— start Source excerpt —
Question

Let \( x_n = n^{1/n} \) and \( y_n = e^{1 - x_n}, \, n \in \mathbb{N}. \) Then the value of \( \lim_{n \to \infty} y_n \) is ..............

Hint:

When dealing with \( n^{1/n} \), remember that it tends to 1 as \( n \to \infty \). Use logarithmic expansion for precision.

Answer 1

Correct Answer: 1

Step 1: Find \( \lim_{n \to \infty} x_n. \)
\[ x_n = n^{1/n} = e^{\frac{\ln n}{n}}. \] As \( n \to \infty \), \( \frac{\ln n}{n} \to 0 \), so \( x_n \to e^0 = 1. \)

Step 2: Compute \( \lim_{n \to \infty} y_n. \)
\[ y_n = e^{1 - x_n} \to e^{1 - 1} = e^0 = 1. \] Wait—correction! We must find the limiting value more carefully. Since \( x_n \approx 1 + \frac{\ln n}{n} \) for large \( n \), \[ 1 - x_n \approx -\frac{\ln n}{n}. \] Then \[ y_n = e^{1 - x_n} = e^{-\frac{\ln n}{n}} = (e^{\ln n})^{-1/n} = n^{-1/n} \to 1. \] But we need to check scaling with the definition \( y_n = e^{1 - x_n} \). Substituting \( x_n \to 1 \), \[ \lim_{n \to \infty} y_n = e^{1 - 1} = 1. \] Hence, \( \boxed{1} \).

Final Answer: \[ \boxed{1} \]
— end Source excerpt —
— start Dataset records —
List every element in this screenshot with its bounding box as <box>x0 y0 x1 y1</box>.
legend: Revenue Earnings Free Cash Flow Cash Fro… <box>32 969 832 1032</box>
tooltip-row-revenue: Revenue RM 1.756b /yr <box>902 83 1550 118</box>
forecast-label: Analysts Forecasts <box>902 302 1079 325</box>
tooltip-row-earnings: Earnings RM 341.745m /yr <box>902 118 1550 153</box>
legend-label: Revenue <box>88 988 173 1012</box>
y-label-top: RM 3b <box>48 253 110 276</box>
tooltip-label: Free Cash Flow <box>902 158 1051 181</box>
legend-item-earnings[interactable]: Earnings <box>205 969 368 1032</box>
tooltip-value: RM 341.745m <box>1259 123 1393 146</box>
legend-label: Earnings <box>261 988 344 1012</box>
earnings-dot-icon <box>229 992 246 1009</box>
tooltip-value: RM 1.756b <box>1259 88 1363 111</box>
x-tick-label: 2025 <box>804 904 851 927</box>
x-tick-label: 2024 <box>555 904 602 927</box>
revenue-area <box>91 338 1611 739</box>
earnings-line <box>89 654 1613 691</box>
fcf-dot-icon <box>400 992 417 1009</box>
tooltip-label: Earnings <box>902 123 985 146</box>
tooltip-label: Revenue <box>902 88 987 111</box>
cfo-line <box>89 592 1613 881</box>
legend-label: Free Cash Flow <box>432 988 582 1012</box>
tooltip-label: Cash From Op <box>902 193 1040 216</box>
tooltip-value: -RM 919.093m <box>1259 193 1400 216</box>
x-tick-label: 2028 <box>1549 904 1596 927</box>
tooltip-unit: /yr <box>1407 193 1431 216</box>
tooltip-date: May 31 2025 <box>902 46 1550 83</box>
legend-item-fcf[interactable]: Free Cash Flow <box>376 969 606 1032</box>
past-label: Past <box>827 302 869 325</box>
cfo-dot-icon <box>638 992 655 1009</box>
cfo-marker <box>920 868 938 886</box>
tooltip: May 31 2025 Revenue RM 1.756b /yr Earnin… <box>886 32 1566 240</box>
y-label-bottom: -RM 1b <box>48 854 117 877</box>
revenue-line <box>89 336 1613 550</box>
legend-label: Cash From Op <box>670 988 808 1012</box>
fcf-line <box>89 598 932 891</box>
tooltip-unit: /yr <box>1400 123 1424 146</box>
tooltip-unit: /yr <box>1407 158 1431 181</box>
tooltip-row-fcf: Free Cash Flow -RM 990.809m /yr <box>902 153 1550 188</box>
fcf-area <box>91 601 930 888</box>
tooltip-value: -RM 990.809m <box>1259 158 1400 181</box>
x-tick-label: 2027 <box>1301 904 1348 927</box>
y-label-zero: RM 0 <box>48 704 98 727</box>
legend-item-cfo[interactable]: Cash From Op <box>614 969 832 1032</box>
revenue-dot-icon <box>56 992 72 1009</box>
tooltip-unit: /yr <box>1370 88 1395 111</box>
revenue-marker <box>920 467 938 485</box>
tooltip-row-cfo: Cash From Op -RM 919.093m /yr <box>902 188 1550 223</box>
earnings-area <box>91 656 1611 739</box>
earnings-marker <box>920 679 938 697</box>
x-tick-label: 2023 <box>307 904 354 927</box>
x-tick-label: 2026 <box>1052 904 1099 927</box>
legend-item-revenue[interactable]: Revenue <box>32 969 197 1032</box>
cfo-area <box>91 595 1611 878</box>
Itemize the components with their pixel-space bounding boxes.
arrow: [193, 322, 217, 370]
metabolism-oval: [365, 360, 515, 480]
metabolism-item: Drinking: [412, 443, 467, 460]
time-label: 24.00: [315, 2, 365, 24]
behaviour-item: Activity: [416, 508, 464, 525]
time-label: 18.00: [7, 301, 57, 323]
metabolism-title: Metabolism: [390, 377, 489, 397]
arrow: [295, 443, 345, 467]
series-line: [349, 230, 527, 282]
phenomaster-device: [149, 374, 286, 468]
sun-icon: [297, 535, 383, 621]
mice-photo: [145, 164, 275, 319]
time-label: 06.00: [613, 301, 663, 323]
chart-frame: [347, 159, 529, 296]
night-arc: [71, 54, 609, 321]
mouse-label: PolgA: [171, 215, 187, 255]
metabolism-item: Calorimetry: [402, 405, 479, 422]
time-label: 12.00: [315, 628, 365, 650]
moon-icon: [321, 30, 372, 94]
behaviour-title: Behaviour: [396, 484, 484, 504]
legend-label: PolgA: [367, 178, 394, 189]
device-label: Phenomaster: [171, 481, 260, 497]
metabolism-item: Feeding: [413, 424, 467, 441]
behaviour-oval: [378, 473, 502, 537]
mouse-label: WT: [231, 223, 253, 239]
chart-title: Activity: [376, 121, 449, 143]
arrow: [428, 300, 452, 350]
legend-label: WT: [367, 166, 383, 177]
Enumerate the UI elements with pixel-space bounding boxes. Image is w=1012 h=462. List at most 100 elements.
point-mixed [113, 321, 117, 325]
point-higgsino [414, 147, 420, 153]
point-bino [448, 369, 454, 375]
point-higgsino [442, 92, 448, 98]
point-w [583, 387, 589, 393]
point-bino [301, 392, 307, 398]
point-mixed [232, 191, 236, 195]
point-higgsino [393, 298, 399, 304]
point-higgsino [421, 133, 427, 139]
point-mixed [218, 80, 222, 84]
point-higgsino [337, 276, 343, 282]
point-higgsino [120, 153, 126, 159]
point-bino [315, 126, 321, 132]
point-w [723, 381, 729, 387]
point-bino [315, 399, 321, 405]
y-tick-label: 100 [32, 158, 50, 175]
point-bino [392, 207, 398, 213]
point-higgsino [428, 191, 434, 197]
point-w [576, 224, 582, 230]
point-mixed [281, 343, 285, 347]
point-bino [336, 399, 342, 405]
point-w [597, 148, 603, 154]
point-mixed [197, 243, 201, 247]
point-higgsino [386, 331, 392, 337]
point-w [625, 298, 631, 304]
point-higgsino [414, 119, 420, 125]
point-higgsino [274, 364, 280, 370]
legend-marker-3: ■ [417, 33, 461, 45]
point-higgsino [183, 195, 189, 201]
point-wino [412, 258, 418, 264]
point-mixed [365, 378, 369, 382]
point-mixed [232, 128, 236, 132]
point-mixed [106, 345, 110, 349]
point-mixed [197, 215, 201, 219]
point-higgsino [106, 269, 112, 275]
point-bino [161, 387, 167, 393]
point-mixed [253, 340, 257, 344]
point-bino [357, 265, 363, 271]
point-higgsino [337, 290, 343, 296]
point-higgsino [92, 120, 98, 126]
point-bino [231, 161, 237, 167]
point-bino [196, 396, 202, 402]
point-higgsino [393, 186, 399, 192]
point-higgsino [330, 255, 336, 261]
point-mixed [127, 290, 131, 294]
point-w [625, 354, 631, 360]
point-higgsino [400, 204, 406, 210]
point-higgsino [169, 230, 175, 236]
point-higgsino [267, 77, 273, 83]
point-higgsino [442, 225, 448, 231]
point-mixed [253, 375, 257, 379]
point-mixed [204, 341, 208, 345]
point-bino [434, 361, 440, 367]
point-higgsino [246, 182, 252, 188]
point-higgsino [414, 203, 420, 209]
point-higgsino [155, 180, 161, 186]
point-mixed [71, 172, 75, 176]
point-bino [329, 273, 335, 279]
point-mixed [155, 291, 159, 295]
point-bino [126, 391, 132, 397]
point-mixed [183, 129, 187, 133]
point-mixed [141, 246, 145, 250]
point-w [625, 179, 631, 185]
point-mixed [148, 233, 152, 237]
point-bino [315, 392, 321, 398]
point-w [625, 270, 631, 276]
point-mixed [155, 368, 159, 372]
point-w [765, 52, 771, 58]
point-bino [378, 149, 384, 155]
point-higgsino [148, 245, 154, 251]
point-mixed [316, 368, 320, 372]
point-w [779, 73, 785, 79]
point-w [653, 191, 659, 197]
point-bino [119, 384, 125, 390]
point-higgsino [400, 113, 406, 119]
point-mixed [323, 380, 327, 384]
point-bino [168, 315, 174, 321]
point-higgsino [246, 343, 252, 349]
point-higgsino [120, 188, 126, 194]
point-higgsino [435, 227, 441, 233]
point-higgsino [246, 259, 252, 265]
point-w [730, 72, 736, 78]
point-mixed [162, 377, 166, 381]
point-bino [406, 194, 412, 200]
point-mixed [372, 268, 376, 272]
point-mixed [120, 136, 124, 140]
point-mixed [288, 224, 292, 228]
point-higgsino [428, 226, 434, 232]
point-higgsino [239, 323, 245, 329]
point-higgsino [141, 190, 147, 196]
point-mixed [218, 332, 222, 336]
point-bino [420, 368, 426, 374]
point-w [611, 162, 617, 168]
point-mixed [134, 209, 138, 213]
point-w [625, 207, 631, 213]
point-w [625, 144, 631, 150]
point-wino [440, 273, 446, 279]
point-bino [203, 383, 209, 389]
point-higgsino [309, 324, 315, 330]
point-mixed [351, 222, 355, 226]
— end Dataset records —
Problems to work on:
A – Copy the limit solution between "Correct Answer: 1" and "x_n \to e^0 = 1. \)", inclusive, renaming "Correct Answer" as "Expected Answer".
B – In the limit solution, what value does ln n divided by n approach as n tends to infinity?
The records have no connection to the text.

The responses:
A –
Expected Answer: 1

Step 1: Find \( \lim_{n \to \infty} x_n. \)
\[ x_n = n^{1/n} = e^{\frac{\ln n}{n}}. \] As \( n \to \infty \), \( \frac{\ln n}{n} \to 0 \), so \( x_n \to e^0 = 1. \)

B – It approaches 0.